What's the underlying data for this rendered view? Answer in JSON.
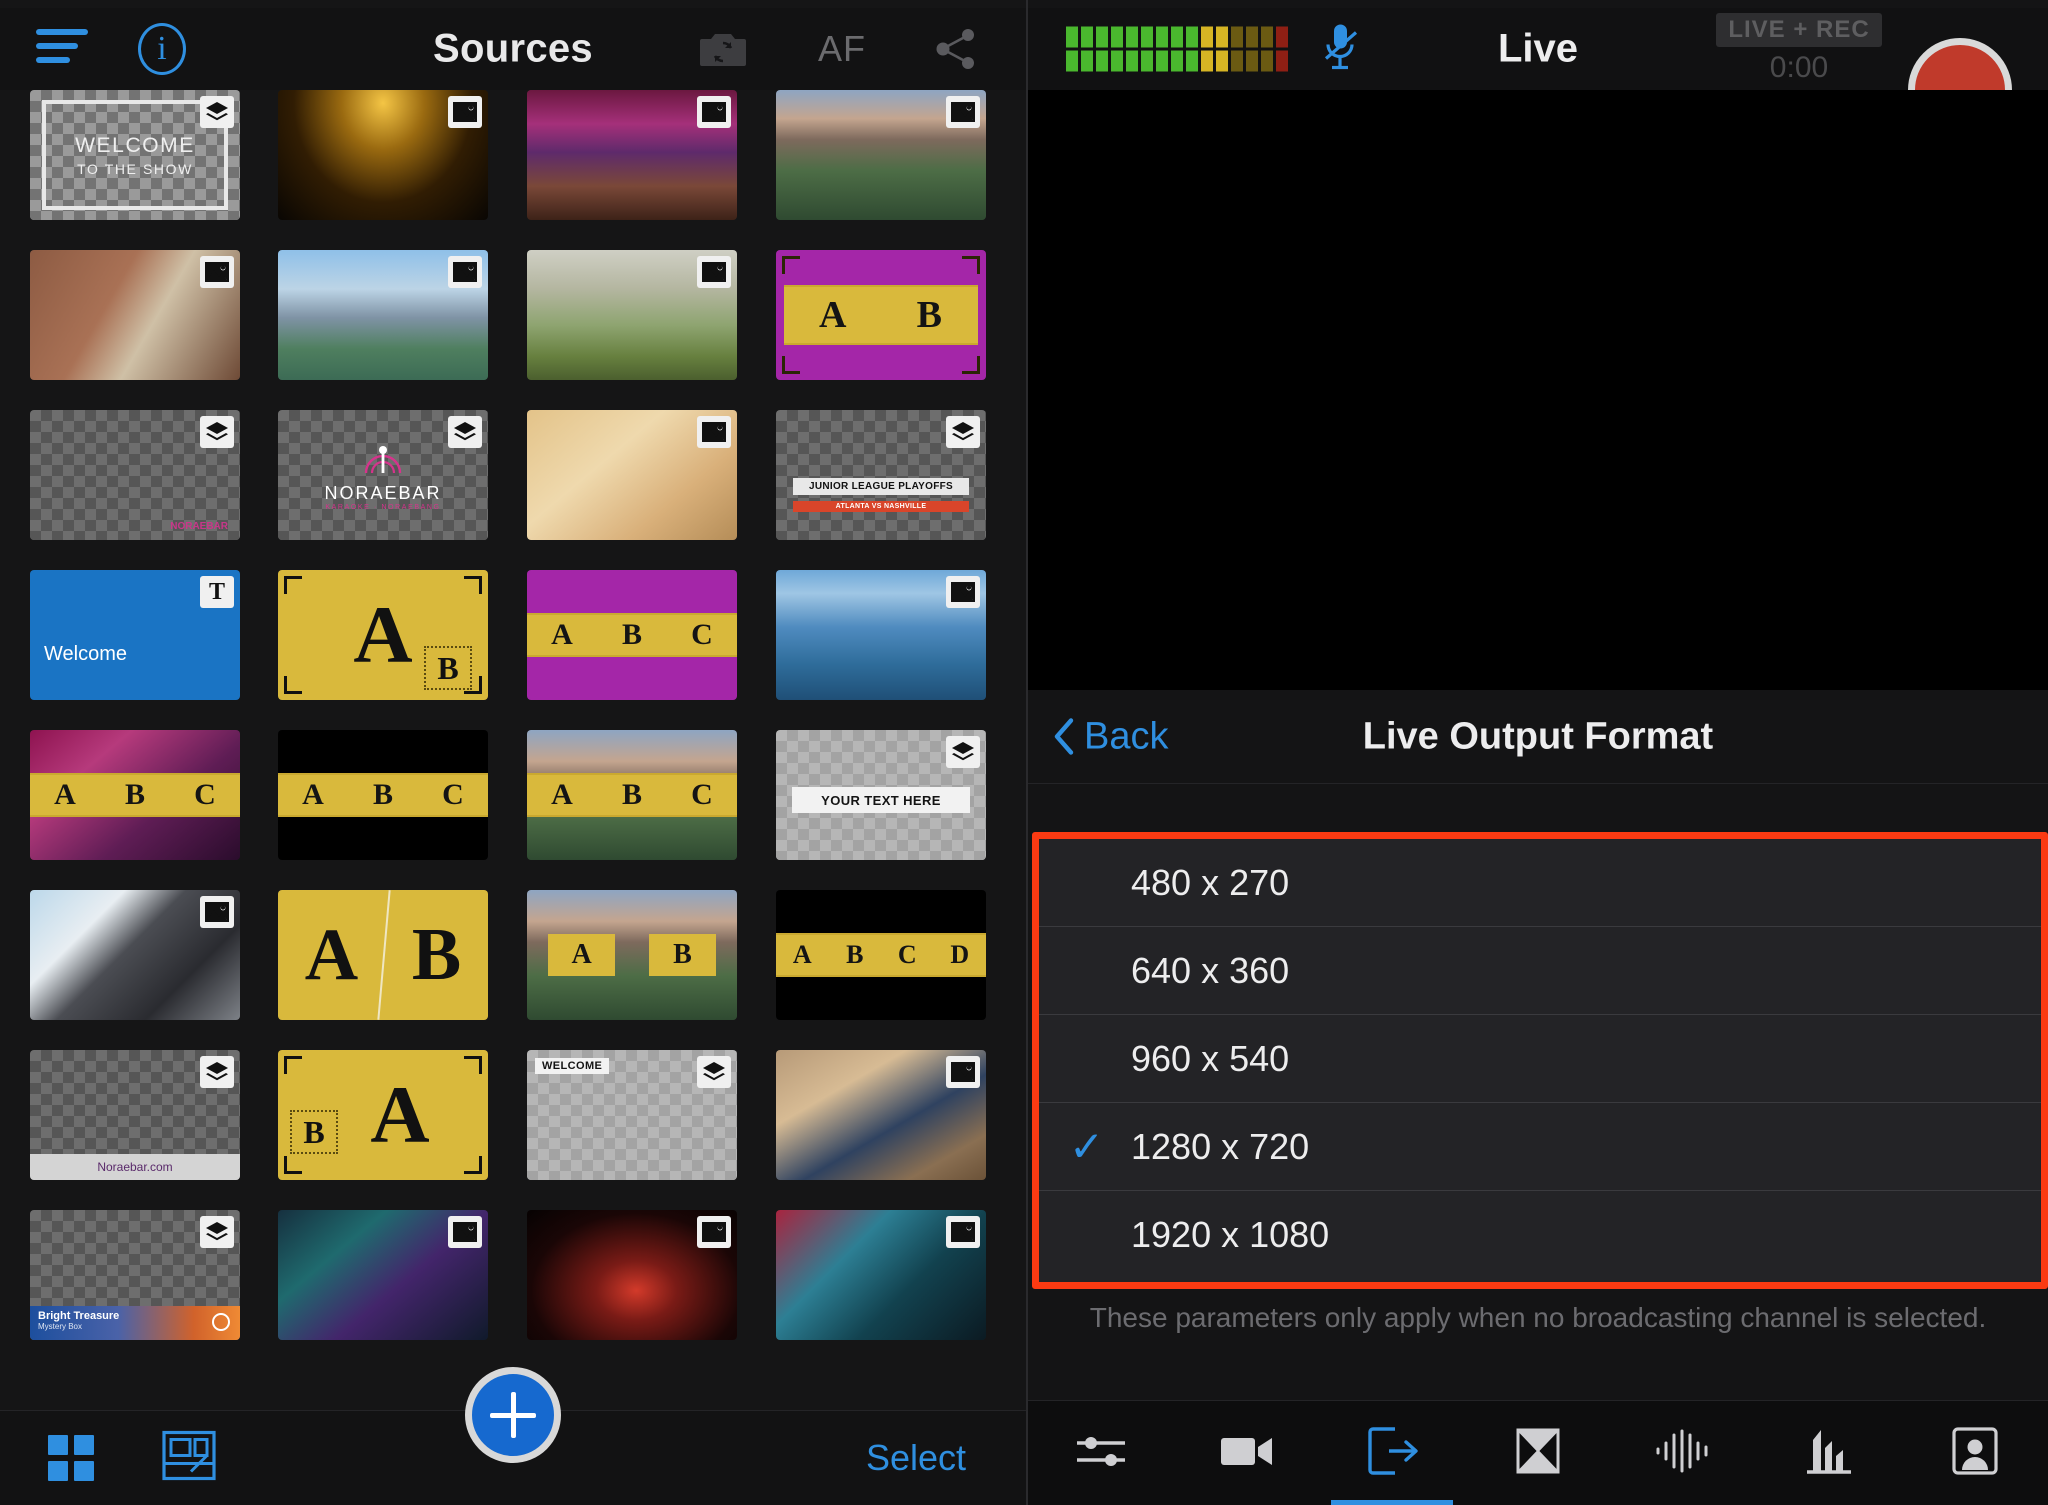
{
  "left": {
    "topbar": {
      "title": "Sources",
      "menu_icon": "hamburger-icon",
      "info_icon": "info-icon",
      "info_glyph": "i",
      "flip_camera_icon": "flip-camera-icon",
      "af_label": "AF",
      "share_icon": "share-icon"
    },
    "bottombar": {
      "grid_view_icon": "grid-view-icon",
      "layout_view_icon": "layout-view-icon",
      "add_icon": "plus-icon",
      "select_label": "Select"
    },
    "grid": {
      "rows": [
        [
          {
            "name": "welcome-to-the-show",
            "badge": "layers",
            "kind": "checker-frame",
            "line1": "WELCOME",
            "line2": "TO THE SHOW"
          },
          {
            "name": "concert-gold",
            "badge": "image",
            "kind": "photo",
            "fill": "ph-concert-gold"
          },
          {
            "name": "crowd-purple",
            "badge": "image",
            "kind": "photo",
            "fill": "ph-crowd"
          },
          {
            "name": "austin-skyline",
            "badge": "image",
            "kind": "photo",
            "fill": "ph-skyline-austin"
          }
        ],
        [
          {
            "name": "brick-building",
            "badge": "image",
            "kind": "photo",
            "fill": "ph-brick"
          },
          {
            "name": "city-river",
            "badge": "image",
            "kind": "photo",
            "fill": "ph-skyline-blue"
          },
          {
            "name": "marsh-landscape",
            "badge": "image",
            "kind": "photo",
            "fill": "ph-marsh"
          },
          {
            "name": "ab-split-purple",
            "badge": "none",
            "kind": "ab2",
            "bg": "#a426a8",
            "letters": [
              "A",
              "B"
            ]
          }
        ],
        [
          {
            "name": "noraebar-watermark",
            "badge": "layers",
            "kind": "checker-plain",
            "caption": "NORAEBAR"
          },
          {
            "name": "noraebar-logo",
            "badge": "layers",
            "kind": "checker-logo",
            "caption": "NORAEBAR",
            "sub": "KARAOKE · NORAEBANG"
          },
          {
            "name": "hummus-dish",
            "badge": "image",
            "kind": "photo",
            "fill": "ph-hummus"
          },
          {
            "name": "junior-league-lower-third",
            "badge": "layers",
            "kind": "lower-third",
            "line1": "JUNIOR LEAGUE PLAYOFFS",
            "line2": "ATLANTA VS NASHVILLE"
          }
        ],
        [
          {
            "name": "welcome-title-card",
            "badge": "text",
            "badge_glyph": "T",
            "kind": "title",
            "bg": "#1a74c4",
            "text": "Welcome"
          },
          {
            "name": "pip-a-b",
            "badge": "none",
            "kind": "pip",
            "bg": "#d9b93c",
            "big": "A",
            "small": "B"
          },
          {
            "name": "abc-band-magenta",
            "badge": "none",
            "kind": "abc",
            "bg": "#a426a8",
            "letters": [
              "A",
              "B",
              "C"
            ]
          },
          {
            "name": "riverwalk-photo",
            "badge": "image",
            "kind": "photo",
            "fill": "ph-riverwalk"
          }
        ],
        [
          {
            "name": "abc-band-silk",
            "badge": "none",
            "kind": "abc",
            "bg": "silk",
            "letters": [
              "A",
              "B",
              "C"
            ]
          },
          {
            "name": "abc-band-black",
            "badge": "none",
            "kind": "abc",
            "bg": "#000000",
            "letters": [
              "A",
              "B",
              "C"
            ]
          },
          {
            "name": "abc-band-cityscape",
            "badge": "none",
            "kind": "abc",
            "bg": "city",
            "letters": [
              "A",
              "B",
              "C"
            ]
          },
          {
            "name": "your-text-here",
            "badge": "layers",
            "kind": "checker-textbox",
            "text": "YOUR TEXT HERE"
          }
        ],
        [
          {
            "name": "mountain-photo",
            "badge": "image",
            "kind": "photo",
            "fill": "ph-mountain"
          },
          {
            "name": "ab-fullscreen-split",
            "badge": "none",
            "kind": "ab-big",
            "bg": "#d9b93c",
            "letters": [
              "A",
              "B"
            ]
          },
          {
            "name": "ab-band-cityscape",
            "badge": "none",
            "kind": "ab2band",
            "bg": "city",
            "letters": [
              "A",
              "B"
            ]
          },
          {
            "name": "abcd-band-black",
            "badge": "none",
            "kind": "abcd",
            "bg": "#000000",
            "letters": [
              "A",
              "B",
              "C",
              "D"
            ]
          }
        ],
        [
          {
            "name": "noraebar-url-bar",
            "badge": "layers",
            "kind": "checker-urlbar",
            "text": "Noraebar.com"
          },
          {
            "name": "pip-b-a",
            "badge": "none",
            "kind": "pip2",
            "bg": "#d9b93c",
            "big": "A",
            "small": "B"
          },
          {
            "name": "welcome-tag",
            "badge": "layers",
            "kind": "checker-tag",
            "text": "WELCOME"
          },
          {
            "name": "family-photo",
            "badge": "image",
            "kind": "photo",
            "fill": "ph-family"
          }
        ],
        [
          {
            "name": "bright-treasure-banner",
            "badge": "layers",
            "kind": "checker-banner",
            "line1": "Bright Treasure",
            "line2": "Mystery Box"
          },
          {
            "name": "stage-teal-photo",
            "badge": "image",
            "kind": "photo",
            "fill": "ph-stage-teal"
          },
          {
            "name": "stage-red-photo",
            "badge": "image",
            "kind": "photo",
            "fill": "ph-stage-red"
          },
          {
            "name": "guitar-stage-photo",
            "badge": "image",
            "kind": "photo",
            "fill": "ph-guitar"
          }
        ]
      ]
    }
  },
  "right": {
    "topbar": {
      "title": "Live",
      "mic_icon": "mic-muted-icon",
      "vu_meter_icon": "audio-level-meter",
      "status_badge": "LIVE + REC",
      "timer": "0:00",
      "record_icon": "record-button"
    },
    "panel": {
      "back_label": "Back",
      "back_icon": "chevron-left-icon",
      "title": "Live Output Format",
      "note": "These parameters only apply when no broadcasting channel is selected.",
      "check_glyph": "✓",
      "options": [
        {
          "label": "480 x 270",
          "selected": false
        },
        {
          "label": "640 x 360",
          "selected": false
        },
        {
          "label": "960 x 540",
          "selected": false
        },
        {
          "label": "1280 x 720",
          "selected": true
        },
        {
          "label": "1920 x 1080",
          "selected": false
        }
      ]
    },
    "tabs": [
      {
        "name": "tab-settings",
        "icon": "sliders-icon",
        "active": false
      },
      {
        "name": "tab-video",
        "icon": "video-camera-icon",
        "active": false
      },
      {
        "name": "tab-output",
        "icon": "output-export-icon",
        "active": true
      },
      {
        "name": "tab-transition",
        "icon": "transition-icon",
        "active": false
      },
      {
        "name": "tab-audio",
        "icon": "audio-waveform-icon",
        "active": false
      },
      {
        "name": "tab-levels",
        "icon": "bar-levels-icon",
        "active": false
      },
      {
        "name": "tab-guest",
        "icon": "guest-person-icon",
        "active": false
      }
    ]
  },
  "colors": {
    "accent_blue": "#2f8fe0",
    "highlight_red": "#fb3a12",
    "record_red": "#c03a2b",
    "template_gold": "#d9b93c",
    "template_magenta": "#a426a8",
    "panel_bg": "#141415",
    "list_bg": "#232326"
  }
}
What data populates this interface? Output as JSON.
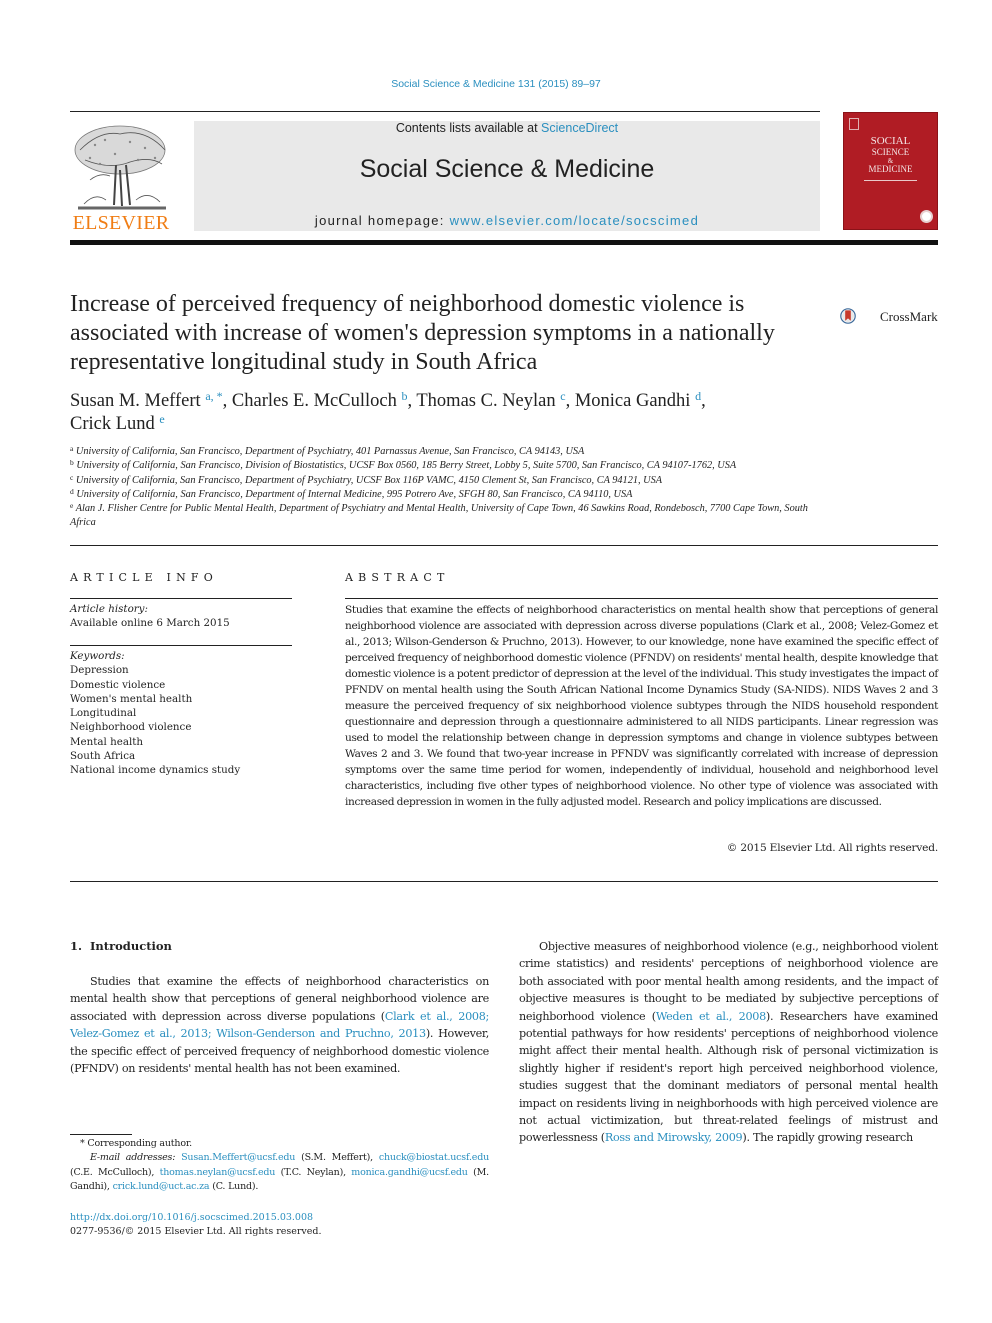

——————

# [What is needed]
Using the records above, list each line that includes "data".

# [Answer in full]
What's the underlying data for this rendered view? Answer in JSON.
What data populates this interface? Output as JSON.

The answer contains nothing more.